YOUR OBJECTIVE
Reproduce every one of the following rows verbatim, preserving each character and line break.

## Begin

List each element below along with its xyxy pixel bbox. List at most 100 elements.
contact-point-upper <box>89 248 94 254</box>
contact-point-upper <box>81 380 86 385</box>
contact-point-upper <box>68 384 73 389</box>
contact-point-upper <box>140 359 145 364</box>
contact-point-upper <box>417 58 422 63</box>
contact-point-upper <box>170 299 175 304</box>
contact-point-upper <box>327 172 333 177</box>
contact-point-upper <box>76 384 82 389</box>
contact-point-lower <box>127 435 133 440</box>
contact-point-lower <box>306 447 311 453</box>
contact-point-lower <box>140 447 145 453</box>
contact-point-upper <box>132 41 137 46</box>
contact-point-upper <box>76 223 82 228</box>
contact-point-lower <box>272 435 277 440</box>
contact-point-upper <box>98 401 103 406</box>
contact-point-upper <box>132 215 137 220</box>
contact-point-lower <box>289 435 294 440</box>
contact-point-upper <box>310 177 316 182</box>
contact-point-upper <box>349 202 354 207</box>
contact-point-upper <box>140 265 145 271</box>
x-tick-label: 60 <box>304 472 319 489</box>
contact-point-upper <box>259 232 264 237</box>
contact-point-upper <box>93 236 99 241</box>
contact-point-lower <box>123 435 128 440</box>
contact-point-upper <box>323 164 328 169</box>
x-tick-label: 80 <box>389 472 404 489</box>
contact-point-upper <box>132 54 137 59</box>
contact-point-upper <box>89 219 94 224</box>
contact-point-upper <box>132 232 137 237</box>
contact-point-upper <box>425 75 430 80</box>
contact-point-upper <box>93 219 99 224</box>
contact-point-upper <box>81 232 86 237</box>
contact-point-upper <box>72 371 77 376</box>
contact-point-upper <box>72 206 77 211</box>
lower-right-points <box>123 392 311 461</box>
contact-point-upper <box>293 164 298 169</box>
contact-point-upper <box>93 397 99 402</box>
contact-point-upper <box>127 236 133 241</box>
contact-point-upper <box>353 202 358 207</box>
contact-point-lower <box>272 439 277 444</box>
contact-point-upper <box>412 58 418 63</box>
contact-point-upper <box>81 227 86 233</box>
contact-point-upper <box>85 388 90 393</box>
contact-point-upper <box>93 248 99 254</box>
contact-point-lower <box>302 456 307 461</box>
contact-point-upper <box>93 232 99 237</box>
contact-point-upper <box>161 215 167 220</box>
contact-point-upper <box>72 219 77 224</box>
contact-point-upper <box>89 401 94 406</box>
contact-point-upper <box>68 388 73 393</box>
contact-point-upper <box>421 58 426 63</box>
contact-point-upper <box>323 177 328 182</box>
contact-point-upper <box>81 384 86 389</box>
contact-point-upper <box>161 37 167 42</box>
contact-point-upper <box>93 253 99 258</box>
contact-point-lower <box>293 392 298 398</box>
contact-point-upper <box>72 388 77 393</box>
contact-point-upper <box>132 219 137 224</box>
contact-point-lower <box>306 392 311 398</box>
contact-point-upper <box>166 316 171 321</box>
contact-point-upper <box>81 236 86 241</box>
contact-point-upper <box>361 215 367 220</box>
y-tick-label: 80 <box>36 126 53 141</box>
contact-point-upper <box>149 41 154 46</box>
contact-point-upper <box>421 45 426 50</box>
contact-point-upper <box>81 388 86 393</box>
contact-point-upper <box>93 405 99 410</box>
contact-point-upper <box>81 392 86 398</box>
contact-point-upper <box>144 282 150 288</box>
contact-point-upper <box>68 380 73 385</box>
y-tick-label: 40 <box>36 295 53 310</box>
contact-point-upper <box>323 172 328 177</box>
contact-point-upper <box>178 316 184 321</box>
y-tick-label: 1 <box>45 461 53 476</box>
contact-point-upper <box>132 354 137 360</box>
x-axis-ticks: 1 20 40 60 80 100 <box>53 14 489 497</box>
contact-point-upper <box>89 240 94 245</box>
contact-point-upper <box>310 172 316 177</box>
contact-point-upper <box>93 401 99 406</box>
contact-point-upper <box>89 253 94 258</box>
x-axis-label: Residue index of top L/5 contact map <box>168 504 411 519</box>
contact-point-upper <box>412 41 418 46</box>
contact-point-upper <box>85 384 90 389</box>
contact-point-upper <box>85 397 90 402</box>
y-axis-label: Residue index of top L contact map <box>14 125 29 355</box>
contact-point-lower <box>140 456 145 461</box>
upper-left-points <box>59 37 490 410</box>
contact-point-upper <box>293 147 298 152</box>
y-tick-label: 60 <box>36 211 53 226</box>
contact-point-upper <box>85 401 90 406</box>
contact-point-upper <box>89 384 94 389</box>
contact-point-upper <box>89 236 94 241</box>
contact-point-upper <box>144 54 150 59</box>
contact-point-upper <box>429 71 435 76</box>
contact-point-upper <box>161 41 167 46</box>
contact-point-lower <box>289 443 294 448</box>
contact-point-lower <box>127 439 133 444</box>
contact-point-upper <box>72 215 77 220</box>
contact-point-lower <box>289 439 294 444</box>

## End

WRITTEN SOLUTION
List each element below along with its xyxy pixel bbox. List at most 100 elements.
contact-point-upper <box>89 248 94 254</box>
contact-point-upper <box>81 380 86 385</box>
contact-point-upper <box>68 384 73 389</box>
contact-point-upper <box>140 359 145 364</box>
contact-point-upper <box>417 58 422 63</box>
contact-point-upper <box>170 299 175 304</box>
contact-point-upper <box>327 172 333 177</box>
contact-point-upper <box>76 384 82 389</box>
contact-point-lower <box>127 435 133 440</box>
contact-point-lower <box>306 447 311 453</box>
contact-point-lower <box>140 447 145 453</box>
contact-point-upper <box>132 41 137 46</box>
contact-point-upper <box>76 223 82 228</box>
contact-point-lower <box>272 435 277 440</box>
contact-point-upper <box>98 401 103 406</box>
contact-point-upper <box>132 215 137 220</box>
contact-point-lower <box>289 435 294 440</box>
contact-point-upper <box>310 177 316 182</box>
contact-point-upper <box>349 202 354 207</box>
contact-point-upper <box>140 265 145 271</box>
x-tick-label: 60 <box>304 472 319 489</box>
contact-point-upper <box>259 232 264 237</box>
contact-point-upper <box>93 236 99 241</box>
contact-point-lower <box>123 435 128 440</box>
contact-point-upper <box>323 164 328 169</box>
x-tick-label: 80 <box>389 472 404 489</box>
contact-point-upper <box>132 54 137 59</box>
contact-point-upper <box>89 219 94 224</box>
contact-point-upper <box>132 232 137 237</box>
contact-point-upper <box>425 75 430 80</box>
contact-point-upper <box>93 219 99 224</box>
contact-point-upper <box>81 232 86 237</box>
contact-point-upper <box>72 371 77 376</box>
contact-point-upper <box>72 206 77 211</box>
lower-right-points <box>123 392 311 461</box>
contact-point-upper <box>293 164 298 169</box>
contact-point-upper <box>93 397 99 402</box>
contact-point-upper <box>127 236 133 241</box>
contact-point-upper <box>353 202 358 207</box>
contact-point-lower <box>272 439 277 444</box>
contact-point-upper <box>412 58 418 63</box>
contact-point-upper <box>81 227 86 233</box>
contact-point-upper <box>85 388 90 393</box>
contact-point-upper <box>93 248 99 254</box>
contact-point-lower <box>302 456 307 461</box>
contact-point-upper <box>93 232 99 237</box>
contact-point-upper <box>161 215 167 220</box>
contact-point-upper <box>72 219 77 224</box>
contact-point-upper <box>89 401 94 406</box>
contact-point-upper <box>68 388 73 393</box>
contact-point-upper <box>421 58 426 63</box>
contact-point-upper <box>323 177 328 182</box>
contact-point-upper <box>81 384 86 389</box>
contact-point-upper <box>161 37 167 42</box>
contact-point-upper <box>93 253 99 258</box>
contact-point-lower <box>293 392 298 398</box>
contact-point-upper <box>72 388 77 393</box>
contact-point-upper <box>132 219 137 224</box>
contact-point-lower <box>306 392 311 398</box>
contact-point-upper <box>166 316 171 321</box>
contact-point-upper <box>81 236 86 241</box>
contact-point-upper <box>361 215 367 220</box>
y-tick-label: 80 <box>36 126 53 141</box>
contact-point-upper <box>149 41 154 46</box>
contact-point-upper <box>421 45 426 50</box>
contact-point-upper <box>81 388 86 393</box>
contact-point-upper <box>93 405 99 410</box>
contact-point-upper <box>81 392 86 398</box>
contact-point-upper <box>144 282 150 288</box>
contact-point-upper <box>68 380 73 385</box>
y-tick-label: 40 <box>36 295 53 310</box>
contact-point-upper <box>323 172 328 177</box>
contact-point-upper <box>178 316 184 321</box>
y-tick-label: 1 <box>45 461 53 476</box>
contact-point-upper <box>132 354 137 360</box>
x-axis-ticks: 1 20 40 60 80 100 <box>53 14 489 497</box>
contact-point-upper <box>89 240 94 245</box>
contact-point-upper <box>310 172 316 177</box>
contact-point-upper <box>93 401 99 406</box>
contact-point-upper <box>89 253 94 258</box>
x-axis-label: Residue index of top L/5 contact map <box>168 504 411 519</box>
contact-point-upper <box>412 41 418 46</box>
contact-point-upper <box>85 384 90 389</box>
contact-point-upper <box>85 397 90 402</box>
y-axis-label: Residue index of top L contact map <box>14 125 29 355</box>
contact-point-lower <box>140 456 145 461</box>
upper-left-points <box>59 37 490 410</box>
contact-point-upper <box>293 147 298 152</box>
y-tick-label: 60 <box>36 211 53 226</box>
contact-point-upper <box>85 401 90 406</box>
contact-point-upper <box>89 384 94 389</box>
contact-point-upper <box>89 236 94 241</box>
contact-point-upper <box>144 54 150 59</box>
contact-point-upper <box>429 71 435 76</box>
contact-point-upper <box>161 41 167 46</box>
contact-point-lower <box>289 443 294 448</box>
contact-point-lower <box>127 439 133 444</box>
contact-point-upper <box>72 215 77 220</box>
contact-point-lower <box>289 439 294 444</box>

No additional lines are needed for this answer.